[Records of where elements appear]
=======

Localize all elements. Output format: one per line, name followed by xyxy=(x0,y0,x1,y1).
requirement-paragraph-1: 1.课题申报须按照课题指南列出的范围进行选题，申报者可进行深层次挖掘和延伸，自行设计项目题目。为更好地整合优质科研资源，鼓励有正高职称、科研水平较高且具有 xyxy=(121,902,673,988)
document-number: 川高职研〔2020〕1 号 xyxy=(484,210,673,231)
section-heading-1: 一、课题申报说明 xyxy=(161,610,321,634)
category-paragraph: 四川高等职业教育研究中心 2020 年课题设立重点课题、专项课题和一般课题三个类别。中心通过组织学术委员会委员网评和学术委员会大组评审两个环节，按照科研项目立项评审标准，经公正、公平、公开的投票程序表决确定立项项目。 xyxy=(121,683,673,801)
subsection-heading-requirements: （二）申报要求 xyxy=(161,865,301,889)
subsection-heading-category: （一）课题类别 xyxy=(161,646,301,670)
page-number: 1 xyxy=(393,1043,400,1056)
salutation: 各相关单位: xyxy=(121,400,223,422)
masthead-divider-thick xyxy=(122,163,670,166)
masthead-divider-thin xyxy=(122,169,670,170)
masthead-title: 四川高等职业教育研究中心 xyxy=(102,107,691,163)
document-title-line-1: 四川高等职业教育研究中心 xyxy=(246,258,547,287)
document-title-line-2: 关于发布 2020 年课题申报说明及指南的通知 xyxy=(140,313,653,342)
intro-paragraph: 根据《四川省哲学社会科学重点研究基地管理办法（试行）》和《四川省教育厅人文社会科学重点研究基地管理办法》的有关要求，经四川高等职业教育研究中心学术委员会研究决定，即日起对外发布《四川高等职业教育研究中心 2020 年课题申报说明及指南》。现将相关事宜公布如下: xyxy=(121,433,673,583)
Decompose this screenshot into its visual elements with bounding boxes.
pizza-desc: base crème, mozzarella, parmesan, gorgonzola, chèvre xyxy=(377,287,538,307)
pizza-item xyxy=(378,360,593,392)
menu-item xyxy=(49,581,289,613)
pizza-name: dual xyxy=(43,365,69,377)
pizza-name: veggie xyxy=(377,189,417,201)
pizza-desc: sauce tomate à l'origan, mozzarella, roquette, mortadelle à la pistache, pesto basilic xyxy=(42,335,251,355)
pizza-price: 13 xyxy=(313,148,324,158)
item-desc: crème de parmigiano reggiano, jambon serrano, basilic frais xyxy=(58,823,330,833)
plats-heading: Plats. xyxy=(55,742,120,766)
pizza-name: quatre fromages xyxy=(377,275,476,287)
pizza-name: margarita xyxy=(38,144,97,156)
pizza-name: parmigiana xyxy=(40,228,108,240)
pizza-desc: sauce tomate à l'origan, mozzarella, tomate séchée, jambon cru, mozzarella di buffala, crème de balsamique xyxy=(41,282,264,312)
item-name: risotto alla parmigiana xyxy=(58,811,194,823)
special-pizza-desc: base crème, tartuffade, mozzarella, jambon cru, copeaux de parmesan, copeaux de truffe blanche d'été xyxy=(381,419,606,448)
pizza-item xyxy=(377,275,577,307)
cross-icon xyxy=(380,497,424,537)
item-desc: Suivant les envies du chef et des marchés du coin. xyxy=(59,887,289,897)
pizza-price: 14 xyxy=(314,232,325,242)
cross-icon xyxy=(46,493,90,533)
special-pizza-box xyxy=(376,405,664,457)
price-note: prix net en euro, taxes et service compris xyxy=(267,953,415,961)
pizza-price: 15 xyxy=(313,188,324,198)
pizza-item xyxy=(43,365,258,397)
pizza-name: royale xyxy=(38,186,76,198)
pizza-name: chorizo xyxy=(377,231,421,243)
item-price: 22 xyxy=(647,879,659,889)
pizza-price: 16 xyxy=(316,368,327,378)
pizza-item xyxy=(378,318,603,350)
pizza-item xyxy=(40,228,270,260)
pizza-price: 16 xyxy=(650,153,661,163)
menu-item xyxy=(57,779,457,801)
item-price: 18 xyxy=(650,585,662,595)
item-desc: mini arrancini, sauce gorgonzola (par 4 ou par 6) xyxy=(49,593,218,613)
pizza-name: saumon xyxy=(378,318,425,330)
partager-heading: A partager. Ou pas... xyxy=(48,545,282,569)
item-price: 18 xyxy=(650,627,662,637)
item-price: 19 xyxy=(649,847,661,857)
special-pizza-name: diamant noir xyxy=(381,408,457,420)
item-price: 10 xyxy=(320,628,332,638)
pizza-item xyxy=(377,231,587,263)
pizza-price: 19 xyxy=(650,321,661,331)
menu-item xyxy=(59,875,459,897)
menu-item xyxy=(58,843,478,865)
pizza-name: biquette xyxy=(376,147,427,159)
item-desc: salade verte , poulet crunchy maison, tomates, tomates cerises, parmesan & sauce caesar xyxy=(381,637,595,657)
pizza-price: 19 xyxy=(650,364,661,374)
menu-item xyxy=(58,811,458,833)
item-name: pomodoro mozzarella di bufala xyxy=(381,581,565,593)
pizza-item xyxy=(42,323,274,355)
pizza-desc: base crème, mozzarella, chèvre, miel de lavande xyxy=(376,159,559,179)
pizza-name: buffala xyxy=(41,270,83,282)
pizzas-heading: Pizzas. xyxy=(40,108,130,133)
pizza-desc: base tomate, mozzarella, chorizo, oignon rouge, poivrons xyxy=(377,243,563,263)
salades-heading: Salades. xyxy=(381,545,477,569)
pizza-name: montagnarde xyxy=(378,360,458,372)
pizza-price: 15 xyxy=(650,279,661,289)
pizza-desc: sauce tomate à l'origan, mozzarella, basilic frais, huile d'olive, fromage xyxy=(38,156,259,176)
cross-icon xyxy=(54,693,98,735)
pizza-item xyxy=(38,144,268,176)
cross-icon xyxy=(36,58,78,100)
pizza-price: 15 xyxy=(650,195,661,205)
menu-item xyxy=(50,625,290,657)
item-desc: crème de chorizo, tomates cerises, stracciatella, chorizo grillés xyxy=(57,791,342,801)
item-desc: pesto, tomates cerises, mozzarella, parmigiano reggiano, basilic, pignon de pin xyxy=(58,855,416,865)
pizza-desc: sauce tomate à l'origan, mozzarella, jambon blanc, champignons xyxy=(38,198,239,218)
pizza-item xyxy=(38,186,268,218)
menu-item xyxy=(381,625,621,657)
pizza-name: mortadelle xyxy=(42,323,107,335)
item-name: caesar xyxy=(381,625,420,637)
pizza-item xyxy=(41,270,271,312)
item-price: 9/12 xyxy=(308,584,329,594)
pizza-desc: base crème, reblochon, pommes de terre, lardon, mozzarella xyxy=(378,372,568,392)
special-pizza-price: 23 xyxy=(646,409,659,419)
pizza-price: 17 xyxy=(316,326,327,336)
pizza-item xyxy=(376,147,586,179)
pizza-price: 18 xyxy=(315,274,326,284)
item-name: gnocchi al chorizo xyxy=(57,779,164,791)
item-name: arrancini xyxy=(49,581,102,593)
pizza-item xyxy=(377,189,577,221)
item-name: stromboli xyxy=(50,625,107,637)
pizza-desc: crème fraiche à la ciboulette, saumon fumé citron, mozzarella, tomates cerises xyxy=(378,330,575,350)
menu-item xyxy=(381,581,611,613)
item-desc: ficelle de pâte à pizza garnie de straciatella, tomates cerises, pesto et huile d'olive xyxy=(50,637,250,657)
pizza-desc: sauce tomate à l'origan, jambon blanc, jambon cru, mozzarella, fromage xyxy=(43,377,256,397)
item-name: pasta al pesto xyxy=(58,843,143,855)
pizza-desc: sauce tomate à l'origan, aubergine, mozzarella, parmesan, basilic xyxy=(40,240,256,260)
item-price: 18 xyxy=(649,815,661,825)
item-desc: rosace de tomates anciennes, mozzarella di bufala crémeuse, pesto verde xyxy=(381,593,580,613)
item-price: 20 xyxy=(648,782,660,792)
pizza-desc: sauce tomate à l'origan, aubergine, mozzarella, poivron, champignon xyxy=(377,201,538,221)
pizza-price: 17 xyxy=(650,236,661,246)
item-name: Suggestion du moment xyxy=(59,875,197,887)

=======

Rewrite the items from their first line through the line containing "cross-icon xyxy=(380,497,424,537)", putting "pizza-title" wherever "pizza-name" occurs and changing nothing else.

### RESULT
Localize all elements. Output format: one per line, name followed by xyxy=(x0,y0,x1,y1).
requirement-paragraph-1: 1.课题申报须按照课题指南列出的范围进行选题，申报者可进行深层次挖掘和延伸，自行设计项目题目。为更好地整合优质科研资源，鼓励有正高职称、科研水平较高且具有 xyxy=(121,902,673,988)
document-number: 川高职研〔2020〕1 号 xyxy=(484,210,673,231)
section-heading-1: 一、课题申报说明 xyxy=(161,610,321,634)
category-paragraph: 四川高等职业教育研究中心 2020 年课题设立重点课题、专项课题和一般课题三个类别。中心通过组织学术委员会委员网评和学术委员会大组评审两个环节，按照科研项目立项评审标准，经公正、公平、公开的投票程序表决确定立项项目。 xyxy=(121,683,673,801)
subsection-heading-requirements: （二）申报要求 xyxy=(161,865,301,889)
subsection-heading-category: （一）课题类别 xyxy=(161,646,301,670)
page-number: 1 xyxy=(393,1043,400,1056)
salutation: 各相关单位: xyxy=(121,400,223,422)
masthead-divider-thick xyxy=(122,163,670,166)
masthead-divider-thin xyxy=(122,169,670,170)
masthead-title: 四川高等职业教育研究中心 xyxy=(102,107,691,163)
document-title-line-1: 四川高等职业教育研究中心 xyxy=(246,258,547,287)
document-title-line-2: 关于发布 2020 年课题申报说明及指南的通知 xyxy=(140,313,653,342)
intro-paragraph: 根据《四川省哲学社会科学重点研究基地管理办法（试行）》和《四川省教育厅人文社会科学重点研究基地管理办法》的有关要求，经四川高等职业教育研究中心学术委员会研究决定，即日起对外发布《四川高等职业教育研究中心 2020 年课题申报说明及指南》。现将相关事宜公布如下: xyxy=(121,433,673,583)
Decompose this screenshot into its visual elements with bounding boxes.
pizza-desc: base crème, mozzarella, parmesan, gorgonzola, chèvre xyxy=(377,287,538,307)
pizza-item xyxy=(378,360,593,392)
menu-item xyxy=(49,581,289,613)
pizza-title: dual xyxy=(43,365,69,377)
pizza-title: veggie xyxy=(377,189,417,201)
pizza-desc: sauce tomate à l'origan, mozzarella, roquette, mortadelle à la pistache, pesto basilic xyxy=(42,335,251,355)
pizza-price: 13 xyxy=(313,148,324,158)
item-desc: crème de parmigiano reggiano, jambon serrano, basilic frais xyxy=(58,823,330,833)
plats-heading: Plats. xyxy=(55,742,120,766)
pizza-title: quatre fromages xyxy=(377,275,476,287)
pizza-title: margarita xyxy=(38,144,97,156)
pizza-title: parmigiana xyxy=(40,228,108,240)
pizza-desc: sauce tomate à l'origan, mozzarella, tomate séchée, jambon cru, mozzarella di buffala, crème de balsamique xyxy=(41,282,264,312)
item-name: risotto alla parmigiana xyxy=(58,811,194,823)
special-pizza-desc: base crème, tartuffade, mozzarella, jambon cru, copeaux de parmesan, copeaux de truffe blanche d'été xyxy=(381,419,606,448)
pizza-item xyxy=(377,275,577,307)
cross-icon xyxy=(380,497,424,537)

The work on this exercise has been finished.